Work to do:
Extract each line containing the string "page".

# # #

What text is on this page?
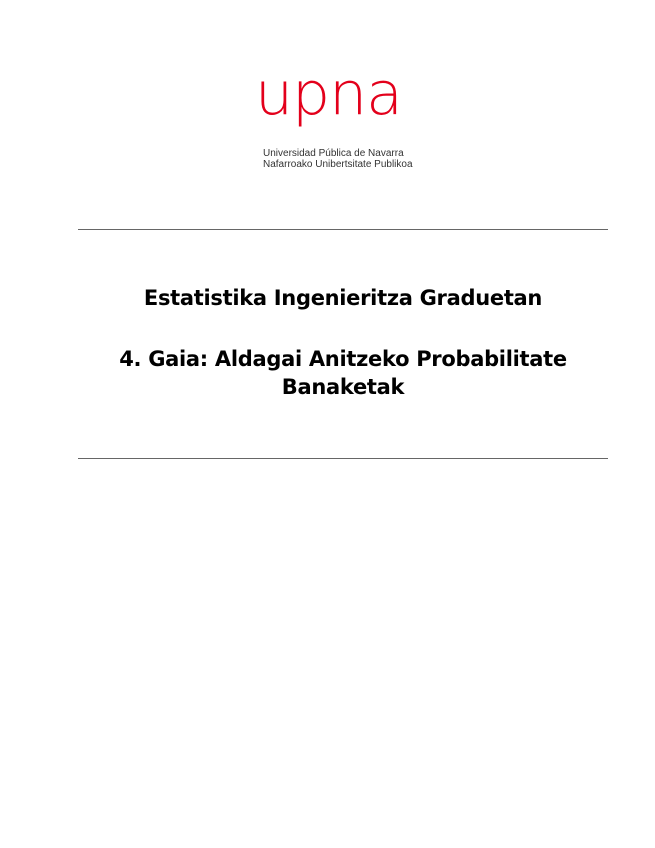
upna
Universidad Pública de Navarra
Nafarroako Unibertsitate Publikoa
Estatistika Ingenieritza Graduetan
4. Gaia: Aldagai Anitzeko Probabilitate
Banaketak
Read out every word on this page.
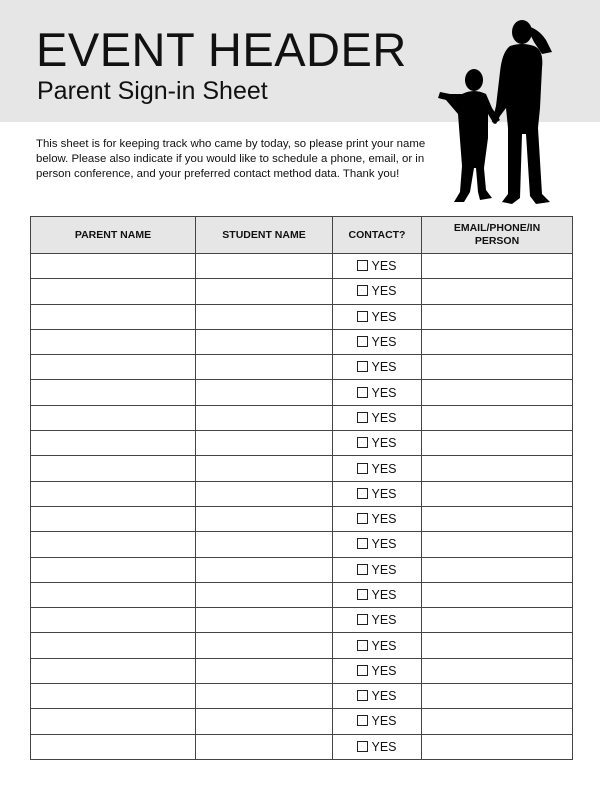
EVENT HEADER
Parent Sign-in Sheet

This sheet is for keeping track who came by today, so please print your name below. Please also indicate if you would like to schedule a phone, email, or in person conference, and your preferred contact method data. Thank you!

PARENT NAME	STUDENT NAME	CONTACT?	EMAIL/PHONE/IN PERSON
		YES	
		YES	
		YES	
		YES	
		YES	
		YES	
		YES	
		YES	
		YES	
		YES	
		YES	
		YES	
		YES	
		YES	
		YES	
		YES	
		YES	
		YES	
		YES	
		YES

# # #

Written answer:
What text is on this page?
Read out every word on this page.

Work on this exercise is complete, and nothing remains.